WHAT THIS TASK INVOLVES: Quote the stretch of the records from the line containing "section-divider xyxy=(7,305,843,308)" through the line containing "bar-random-8 xyxy=(128,137,137,205)", reproducing each line character for character and giving no other lines.

TASK INPUT:

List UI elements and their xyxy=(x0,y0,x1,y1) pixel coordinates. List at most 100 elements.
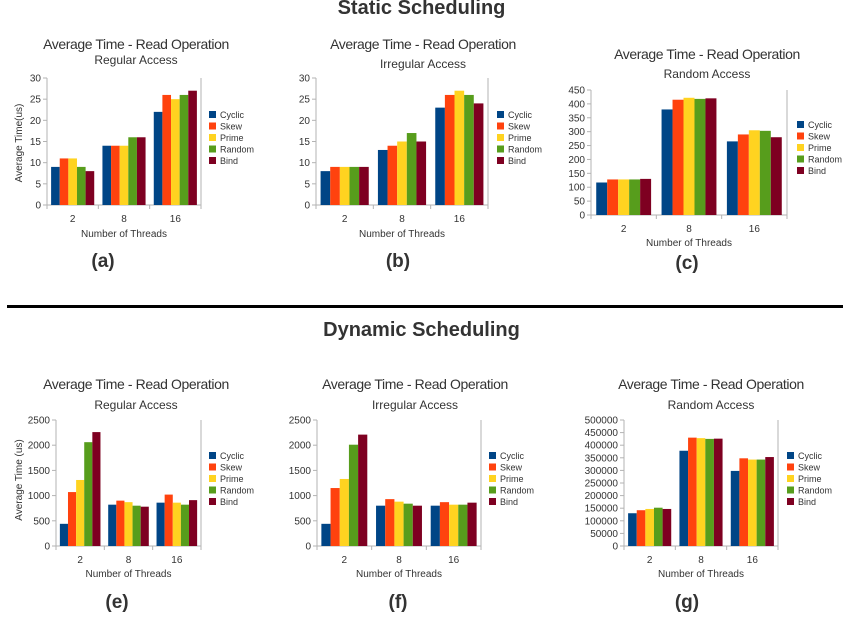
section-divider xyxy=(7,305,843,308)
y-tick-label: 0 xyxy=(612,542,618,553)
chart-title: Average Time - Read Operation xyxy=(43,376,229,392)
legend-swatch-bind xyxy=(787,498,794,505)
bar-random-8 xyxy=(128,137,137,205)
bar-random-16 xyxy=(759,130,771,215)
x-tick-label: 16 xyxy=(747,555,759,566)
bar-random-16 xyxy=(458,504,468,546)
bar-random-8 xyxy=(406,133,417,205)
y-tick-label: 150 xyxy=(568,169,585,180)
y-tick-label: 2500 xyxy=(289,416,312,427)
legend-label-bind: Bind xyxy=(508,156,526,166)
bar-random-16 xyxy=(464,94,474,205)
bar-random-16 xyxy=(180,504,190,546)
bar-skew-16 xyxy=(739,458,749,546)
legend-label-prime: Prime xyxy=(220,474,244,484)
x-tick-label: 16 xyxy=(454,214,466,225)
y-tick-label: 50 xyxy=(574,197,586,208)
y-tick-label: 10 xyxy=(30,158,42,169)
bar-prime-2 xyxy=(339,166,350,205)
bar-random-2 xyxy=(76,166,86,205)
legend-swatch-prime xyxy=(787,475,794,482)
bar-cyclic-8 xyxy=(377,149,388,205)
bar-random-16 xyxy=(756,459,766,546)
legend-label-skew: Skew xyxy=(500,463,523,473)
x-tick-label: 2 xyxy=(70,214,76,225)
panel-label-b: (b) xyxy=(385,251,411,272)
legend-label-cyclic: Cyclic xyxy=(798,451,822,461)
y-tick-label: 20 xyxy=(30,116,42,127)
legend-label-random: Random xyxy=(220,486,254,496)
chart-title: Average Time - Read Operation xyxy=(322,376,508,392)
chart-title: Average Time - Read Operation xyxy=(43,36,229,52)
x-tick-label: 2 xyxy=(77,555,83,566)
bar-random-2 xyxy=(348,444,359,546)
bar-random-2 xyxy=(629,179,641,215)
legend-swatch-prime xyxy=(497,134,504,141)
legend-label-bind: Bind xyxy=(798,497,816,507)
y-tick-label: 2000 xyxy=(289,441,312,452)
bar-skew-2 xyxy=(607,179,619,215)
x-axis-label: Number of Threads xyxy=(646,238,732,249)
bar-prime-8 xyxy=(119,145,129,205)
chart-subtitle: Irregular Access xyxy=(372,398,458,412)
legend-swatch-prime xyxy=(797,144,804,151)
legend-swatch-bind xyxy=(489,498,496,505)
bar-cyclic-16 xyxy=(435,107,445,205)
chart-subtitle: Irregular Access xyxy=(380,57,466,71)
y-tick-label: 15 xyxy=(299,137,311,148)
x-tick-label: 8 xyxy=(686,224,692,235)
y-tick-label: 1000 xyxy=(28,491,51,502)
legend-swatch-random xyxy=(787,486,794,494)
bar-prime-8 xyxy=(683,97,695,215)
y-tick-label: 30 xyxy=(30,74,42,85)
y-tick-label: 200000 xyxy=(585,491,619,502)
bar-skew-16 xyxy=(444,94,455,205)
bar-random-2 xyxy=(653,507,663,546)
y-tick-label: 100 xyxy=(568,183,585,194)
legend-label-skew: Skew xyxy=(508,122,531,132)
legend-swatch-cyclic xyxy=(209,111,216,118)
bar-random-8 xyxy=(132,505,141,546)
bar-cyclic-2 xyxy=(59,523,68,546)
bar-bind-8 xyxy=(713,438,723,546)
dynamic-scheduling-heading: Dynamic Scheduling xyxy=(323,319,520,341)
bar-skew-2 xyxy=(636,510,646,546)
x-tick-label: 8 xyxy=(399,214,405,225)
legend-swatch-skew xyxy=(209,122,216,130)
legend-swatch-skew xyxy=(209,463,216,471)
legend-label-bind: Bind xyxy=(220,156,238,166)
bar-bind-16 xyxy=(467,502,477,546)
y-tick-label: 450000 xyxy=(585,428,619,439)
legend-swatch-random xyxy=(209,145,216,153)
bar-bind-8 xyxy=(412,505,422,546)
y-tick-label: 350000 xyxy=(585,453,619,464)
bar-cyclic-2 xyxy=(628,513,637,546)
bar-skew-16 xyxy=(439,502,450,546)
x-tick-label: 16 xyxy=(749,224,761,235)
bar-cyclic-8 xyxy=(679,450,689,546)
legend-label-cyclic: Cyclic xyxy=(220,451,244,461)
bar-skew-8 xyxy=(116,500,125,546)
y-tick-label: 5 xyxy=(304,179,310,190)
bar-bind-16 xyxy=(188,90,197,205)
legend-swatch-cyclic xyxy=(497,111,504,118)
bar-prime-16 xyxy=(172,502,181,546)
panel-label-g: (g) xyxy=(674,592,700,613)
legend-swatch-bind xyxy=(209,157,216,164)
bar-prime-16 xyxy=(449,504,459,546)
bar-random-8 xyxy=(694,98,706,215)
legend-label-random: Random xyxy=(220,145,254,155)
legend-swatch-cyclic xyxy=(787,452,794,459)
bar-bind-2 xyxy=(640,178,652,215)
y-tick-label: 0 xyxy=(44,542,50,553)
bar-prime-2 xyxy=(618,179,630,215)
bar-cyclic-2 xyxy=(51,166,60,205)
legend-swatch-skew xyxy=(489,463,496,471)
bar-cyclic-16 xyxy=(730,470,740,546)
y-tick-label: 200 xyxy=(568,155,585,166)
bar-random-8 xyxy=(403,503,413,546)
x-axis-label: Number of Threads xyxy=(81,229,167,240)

EXERCISE SOLUTION:
section-divider xyxy=(7,305,843,308)
y-tick-label: 0 xyxy=(612,542,618,553)
chart-title: Average Time - Read Operation xyxy=(43,376,229,392)
legend-swatch-bind xyxy=(787,498,794,505)
bar-random-8 xyxy=(128,137,137,205)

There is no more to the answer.